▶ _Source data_
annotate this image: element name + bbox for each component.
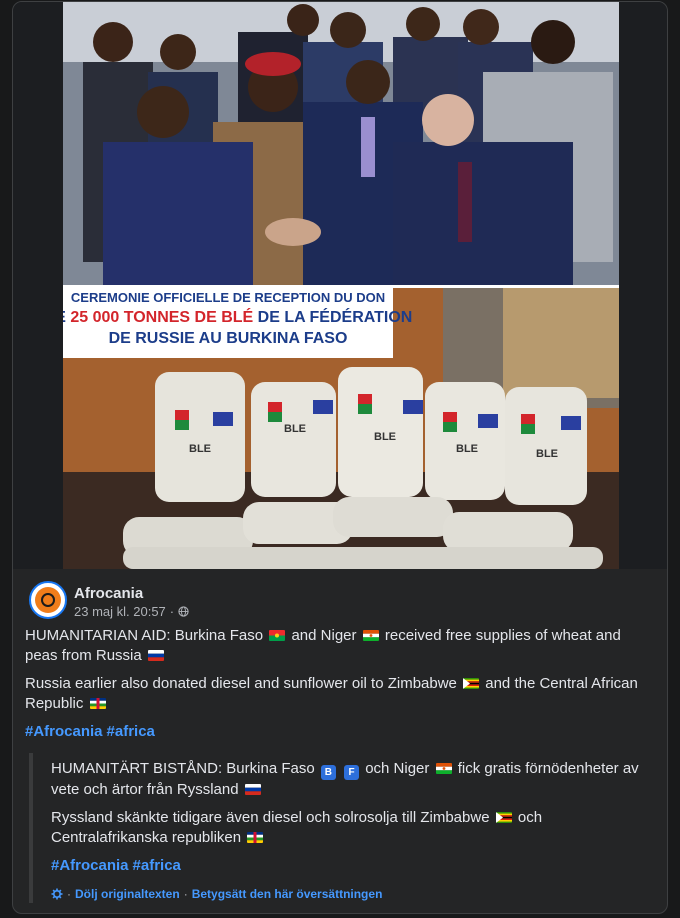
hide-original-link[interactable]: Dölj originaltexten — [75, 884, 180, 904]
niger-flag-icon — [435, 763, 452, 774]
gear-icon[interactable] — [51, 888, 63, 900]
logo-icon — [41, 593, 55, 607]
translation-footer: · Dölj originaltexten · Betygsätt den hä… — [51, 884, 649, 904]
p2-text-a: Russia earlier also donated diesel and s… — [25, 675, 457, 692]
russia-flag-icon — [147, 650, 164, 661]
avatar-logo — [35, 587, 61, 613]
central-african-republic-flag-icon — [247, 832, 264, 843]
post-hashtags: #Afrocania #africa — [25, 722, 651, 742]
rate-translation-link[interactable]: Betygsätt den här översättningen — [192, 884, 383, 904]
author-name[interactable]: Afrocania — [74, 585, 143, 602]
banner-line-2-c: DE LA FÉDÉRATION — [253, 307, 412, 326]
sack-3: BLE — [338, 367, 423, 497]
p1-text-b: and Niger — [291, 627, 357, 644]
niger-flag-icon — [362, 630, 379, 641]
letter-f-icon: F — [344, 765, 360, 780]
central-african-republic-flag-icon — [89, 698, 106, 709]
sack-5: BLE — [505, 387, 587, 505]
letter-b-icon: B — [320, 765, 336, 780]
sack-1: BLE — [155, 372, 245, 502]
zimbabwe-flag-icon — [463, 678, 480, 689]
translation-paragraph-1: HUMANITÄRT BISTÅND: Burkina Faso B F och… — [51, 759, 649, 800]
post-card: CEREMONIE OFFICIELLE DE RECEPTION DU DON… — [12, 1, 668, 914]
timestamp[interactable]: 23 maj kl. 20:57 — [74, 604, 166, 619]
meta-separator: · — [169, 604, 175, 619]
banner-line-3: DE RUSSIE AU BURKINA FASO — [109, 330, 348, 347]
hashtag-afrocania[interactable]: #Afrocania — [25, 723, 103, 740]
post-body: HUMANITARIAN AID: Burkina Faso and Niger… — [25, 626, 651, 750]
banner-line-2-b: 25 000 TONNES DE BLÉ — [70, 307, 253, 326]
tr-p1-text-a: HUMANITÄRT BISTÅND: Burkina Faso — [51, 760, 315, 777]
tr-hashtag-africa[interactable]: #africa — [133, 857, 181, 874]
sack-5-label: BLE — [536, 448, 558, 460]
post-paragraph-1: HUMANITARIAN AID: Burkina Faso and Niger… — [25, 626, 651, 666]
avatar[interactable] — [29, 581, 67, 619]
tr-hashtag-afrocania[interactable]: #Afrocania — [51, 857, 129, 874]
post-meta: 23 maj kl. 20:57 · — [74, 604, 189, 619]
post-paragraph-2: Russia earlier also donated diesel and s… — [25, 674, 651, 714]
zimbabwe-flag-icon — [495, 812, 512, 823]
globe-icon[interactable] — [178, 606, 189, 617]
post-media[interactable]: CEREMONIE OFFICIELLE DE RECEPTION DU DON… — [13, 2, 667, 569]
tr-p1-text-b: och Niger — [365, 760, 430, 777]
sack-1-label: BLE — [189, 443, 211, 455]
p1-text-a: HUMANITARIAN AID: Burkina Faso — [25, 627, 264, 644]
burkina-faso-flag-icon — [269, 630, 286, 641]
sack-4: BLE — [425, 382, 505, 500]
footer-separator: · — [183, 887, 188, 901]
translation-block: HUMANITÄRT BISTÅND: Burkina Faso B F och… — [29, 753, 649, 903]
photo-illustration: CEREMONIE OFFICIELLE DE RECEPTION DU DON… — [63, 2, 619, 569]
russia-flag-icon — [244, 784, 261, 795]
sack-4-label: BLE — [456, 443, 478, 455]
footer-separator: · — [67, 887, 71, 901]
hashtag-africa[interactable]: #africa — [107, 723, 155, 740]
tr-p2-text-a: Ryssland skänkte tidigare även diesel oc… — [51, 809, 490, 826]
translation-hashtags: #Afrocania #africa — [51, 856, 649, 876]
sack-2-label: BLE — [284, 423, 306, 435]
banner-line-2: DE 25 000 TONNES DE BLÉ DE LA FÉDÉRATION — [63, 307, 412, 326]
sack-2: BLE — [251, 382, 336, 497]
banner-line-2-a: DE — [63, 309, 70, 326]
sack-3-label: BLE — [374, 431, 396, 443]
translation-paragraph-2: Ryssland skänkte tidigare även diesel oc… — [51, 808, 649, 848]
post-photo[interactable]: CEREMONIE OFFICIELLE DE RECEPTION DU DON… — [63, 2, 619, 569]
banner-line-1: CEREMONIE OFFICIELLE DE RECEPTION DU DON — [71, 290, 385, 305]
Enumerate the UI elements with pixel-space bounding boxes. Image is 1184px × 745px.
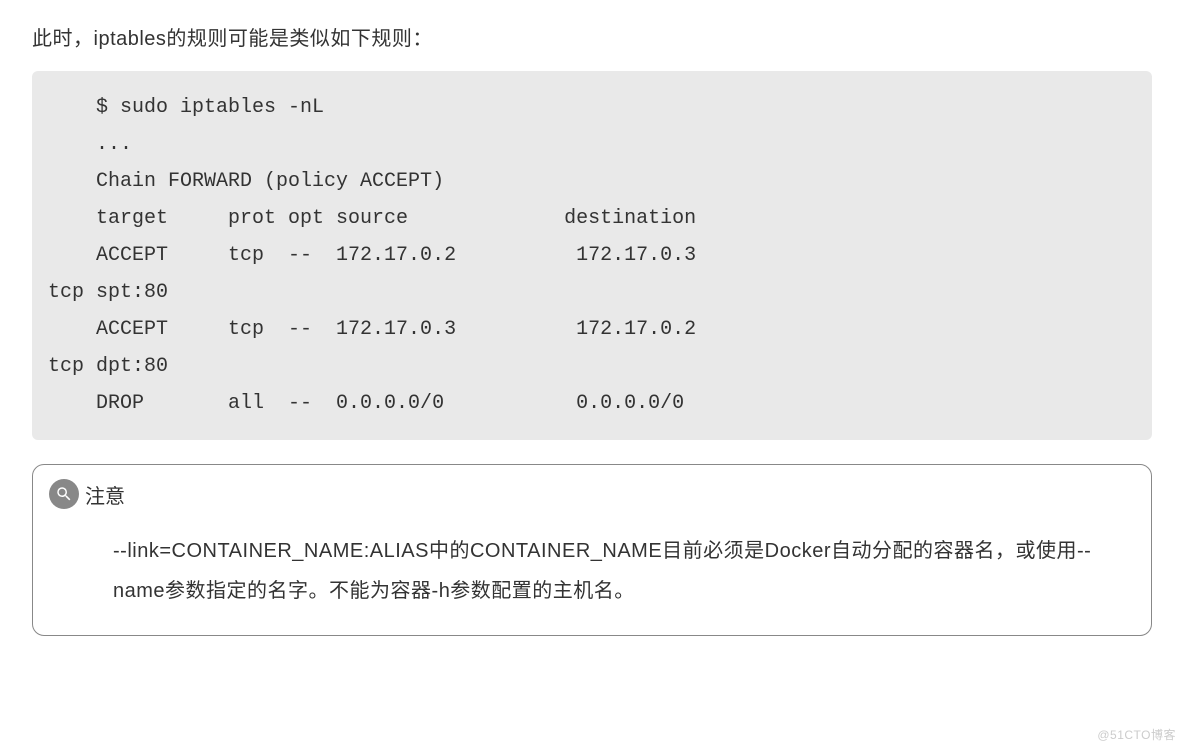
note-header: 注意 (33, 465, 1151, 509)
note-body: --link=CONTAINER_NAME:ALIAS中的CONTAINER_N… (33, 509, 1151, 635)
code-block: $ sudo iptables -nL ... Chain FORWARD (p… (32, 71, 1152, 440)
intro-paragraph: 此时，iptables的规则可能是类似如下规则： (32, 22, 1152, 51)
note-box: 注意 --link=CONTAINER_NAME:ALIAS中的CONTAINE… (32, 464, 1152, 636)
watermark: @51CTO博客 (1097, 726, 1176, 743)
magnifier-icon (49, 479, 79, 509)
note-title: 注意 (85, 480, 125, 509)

▶ _Request_
Rewrite all of the rows shown above, swapping "niger-flag-icon" for "niger-flag" each time it appears and changing nothing else. Omit the pictures from your answer.

▶ _Task result_
annotate this image: element name + bbox for each component.
hide-original-link[interactable]: Dölj originaltexten — [75, 884, 180, 904]
niger-flag — [435, 763, 452, 774]
gear-icon[interactable] — [51, 888, 63, 900]
logo-icon — [41, 593, 55, 607]
translation-footer: · Dölj originaltexten · Betygsätt den hä… — [51, 884, 649, 904]
p2-text-a: Russia earlier also donated diesel and s… — [25, 675, 457, 692]
russia-flag-icon — [147, 650, 164, 661]
avatar-logo — [35, 587, 61, 613]
central-african-republic-flag-icon — [247, 832, 264, 843]
post-hashtags: #Afrocania #africa — [25, 722, 651, 742]
rate-translation-link[interactable]: Betygsätt den här översättningen — [192, 884, 383, 904]
author-name[interactable]: Afrocania — [74, 585, 143, 602]
banner-line-2-c: DE LA FÉDÉRATION — [253, 307, 412, 326]
sack-3: BLE — [338, 367, 423, 497]
p1-text-b: and Niger — [291, 627, 357, 644]
niger-flag — [362, 630, 379, 641]
letter-f-icon: F — [344, 765, 360, 780]
central-african-republic-flag-icon — [89, 698, 106, 709]
sack-5: BLE — [505, 387, 587, 505]
letter-b-icon: B — [320, 765, 336, 780]
sack-1: BLE — [155, 372, 245, 502]
zimbabwe-flag-icon — [463, 678, 480, 689]
translation-paragraph-1: HUMANITÄRT BISTÅND: Burkina Faso B F och… — [51, 759, 649, 800]
post-card: CEREMONIE OFFICIELLE DE RECEPTION DU DON… — [12, 1, 668, 914]
timestamp[interactable]: 23 maj kl. 20:57 — [74, 604, 166, 619]
meta-separator: · — [169, 604, 175, 619]
banner-line-3: DE RUSSIE AU BURKINA FASO — [109, 330, 348, 347]
hashtag-afrocania[interactable]: #Afrocania — [25, 723, 103, 740]
post-body: HUMANITARIAN AID: Burkina Faso and Niger… — [25, 626, 651, 750]
banner-line-2-b: 25 000 TONNES DE BLÉ — [70, 307, 253, 326]
tr-p1-text-a: HUMANITÄRT BISTÅND: Burkina Faso — [51, 760, 315, 777]
tr-hashtag-africa[interactable]: #africa — [133, 857, 181, 874]
sack-5-label: BLE — [536, 448, 558, 460]
post-paragraph-1: HUMANITARIAN AID: Burkina Faso and Niger… — [25, 626, 651, 666]
avatar[interactable] — [29, 581, 67, 619]
tr-hashtag-afrocania[interactable]: #Afrocania — [51, 857, 129, 874]
post-meta: 23 maj kl. 20:57 · — [74, 604, 189, 619]
post-paragraph-2: Russia earlier also donated diesel and s… — [25, 674, 651, 714]
zimbabwe-flag-icon — [495, 812, 512, 823]
globe-icon[interactable] — [178, 606, 189, 617]
post-media[interactable]: CEREMONIE OFFICIELLE DE RECEPTION DU DON… — [13, 2, 667, 569]
tr-p1-text-b: och Niger — [365, 760, 430, 777]
sack-1-label: BLE — [189, 443, 211, 455]
p1-text-a: HUMANITARIAN AID: Burkina Faso — [25, 627, 264, 644]
burkina-faso-flag-icon — [269, 630, 286, 641]
sack-4: BLE — [425, 382, 505, 500]
footer-separator: · — [183, 887, 188, 901]
translation-block: HUMANITÄRT BISTÅND: Burkina Faso B F och… — [29, 753, 649, 903]
photo-illustration: CEREMONIE OFFICIELLE DE RECEPTION DU DON… — [63, 2, 619, 569]
russia-flag-icon — [244, 784, 261, 795]
sack-4-label: BLE — [456, 443, 478, 455]
footer-separator: · — [67, 887, 71, 901]
hashtag-africa[interactable]: #africa — [107, 723, 155, 740]
tr-p2-text-a: Ryssland skänkte tidigare även diesel oc… — [51, 809, 490, 826]
translation-hashtags: #Afrocania #africa — [51, 856, 649, 876]
sack-2-label: BLE — [284, 423, 306, 435]
banner-line-2: DE 25 000 TONNES DE BLÉ DE LA FÉDÉRATION — [63, 307, 412, 326]
sack-2: BLE — [251, 382, 336, 497]
banner-line-2-a: DE — [63, 309, 70, 326]
sack-3-label: BLE — [374, 431, 396, 443]
translation-paragraph-2: Ryssland skänkte tidigare även diesel oc… — [51, 808, 649, 848]
post-photo[interactable]: CEREMONIE OFFICIELLE DE RECEPTION DU DON… — [63, 2, 619, 569]
banner-line-1: CEREMONIE OFFICIELLE DE RECEPTION DU DON — [71, 290, 385, 305]
Enumerate the UI elements with pixel-space bounding boxes. Image is 1184px × 745px.
note-header: 注意 (33, 465, 1151, 509)
note-body: --link=CONTAINER_NAME:ALIAS中的CONTAINER_N… (33, 509, 1151, 635)
code-block: $ sudo iptables -nL ... Chain FORWARD (p… (32, 71, 1152, 440)
intro-paragraph: 此时，iptables的规则可能是类似如下规则： (32, 22, 1152, 51)
note-box: 注意 --link=CONTAINER_NAME:ALIAS中的CONTAINE… (32, 464, 1152, 636)
watermark: @51CTO博客 (1097, 726, 1176, 743)
magnifier-icon (49, 479, 79, 509)
note-title: 注意 (85, 480, 125, 509)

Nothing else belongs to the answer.